## Entries shown:

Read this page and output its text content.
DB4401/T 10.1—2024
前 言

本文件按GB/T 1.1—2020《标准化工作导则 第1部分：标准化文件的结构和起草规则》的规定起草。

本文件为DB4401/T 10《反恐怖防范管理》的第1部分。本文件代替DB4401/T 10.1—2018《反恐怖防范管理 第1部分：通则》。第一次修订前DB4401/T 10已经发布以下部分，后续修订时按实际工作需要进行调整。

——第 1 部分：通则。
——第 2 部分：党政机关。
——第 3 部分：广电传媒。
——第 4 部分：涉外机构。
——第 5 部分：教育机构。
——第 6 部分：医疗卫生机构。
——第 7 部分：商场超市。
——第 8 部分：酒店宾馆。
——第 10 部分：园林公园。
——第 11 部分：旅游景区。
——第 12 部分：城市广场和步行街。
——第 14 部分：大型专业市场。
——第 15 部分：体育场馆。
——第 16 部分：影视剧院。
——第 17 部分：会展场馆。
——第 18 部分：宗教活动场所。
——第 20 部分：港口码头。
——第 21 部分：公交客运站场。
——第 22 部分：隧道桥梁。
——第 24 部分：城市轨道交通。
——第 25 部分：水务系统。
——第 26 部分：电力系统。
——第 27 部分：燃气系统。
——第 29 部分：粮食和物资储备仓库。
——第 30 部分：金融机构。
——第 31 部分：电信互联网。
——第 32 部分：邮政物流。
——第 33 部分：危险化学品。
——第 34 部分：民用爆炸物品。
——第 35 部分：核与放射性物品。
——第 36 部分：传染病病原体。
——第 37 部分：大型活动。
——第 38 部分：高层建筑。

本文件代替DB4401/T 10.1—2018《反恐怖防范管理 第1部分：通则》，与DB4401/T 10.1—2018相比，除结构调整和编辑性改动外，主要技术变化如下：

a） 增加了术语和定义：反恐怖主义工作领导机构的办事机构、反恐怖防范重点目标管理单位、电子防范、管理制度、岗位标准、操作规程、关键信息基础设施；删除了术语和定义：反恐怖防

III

## Given exercise:
Restate the whole listing exactly, leaving out nothing.

## Problem solution:
Read this page and output its text content.
DB4401/T 10.1—2024
前 言

本文件按GB/T 1.1—2020《标准化工作导则 第1部分：标准化文件的结构和起草规则》的规定起草。

本文件为DB4401/T 10《反恐怖防范管理》的第1部分。本文件代替DB4401/T 10.1—2018《反恐怖防范管理 第1部分：通则》。第一次修订前DB4401/T 10已经发布以下部分，后续修订时按实际工作需要进行调整。

——第 1 部分：通则。
——第 2 部分：党政机关。
——第 3 部分：广电传媒。
——第 4 部分：涉外机构。
——第 5 部分：教育机构。
——第 6 部分：医疗卫生机构。
——第 7 部分：商场超市。
——第 8 部分：酒店宾馆。
——第 10 部分：园林公园。
——第 11 部分：旅游景区。
——第 12 部分：城市广场和步行街。
——第 14 部分：大型专业市场。
——第 15 部分：体育场馆。
——第 16 部分：影视剧院。
——第 17 部分：会展场馆。
——第 18 部分：宗教活动场所。
——第 20 部分：港口码头。
——第 21 部分：公交客运站场。
——第 22 部分：隧道桥梁。
——第 24 部分：城市轨道交通。
——第 25 部分：水务系统。
——第 26 部分：电力系统。
——第 27 部分：燃气系统。
——第 29 部分：粮食和物资储备仓库。
——第 30 部分：金融机构。
——第 31 部分：电信互联网。
——第 32 部分：邮政物流。
——第 33 部分：危险化学品。
——第 34 部分：民用爆炸物品。
——第 35 部分：核与放射性物品。
——第 36 部分：传染病病原体。
——第 37 部分：大型活动。
——第 38 部分：高层建筑。

本文件代替DB4401/T 10.1—2018《反恐怖防范管理 第1部分：通则》，与DB4401/T 10.1—2018相比，除结构调整和编辑性改动外，主要技术变化如下：

a） 增加了术语和定义：反恐怖主义工作领导机构的办事机构、反恐怖防范重点目标管理单位、电子防范、管理制度、岗位标准、操作规程、关键信息基础设施；删除了术语和定义：反恐怖防

III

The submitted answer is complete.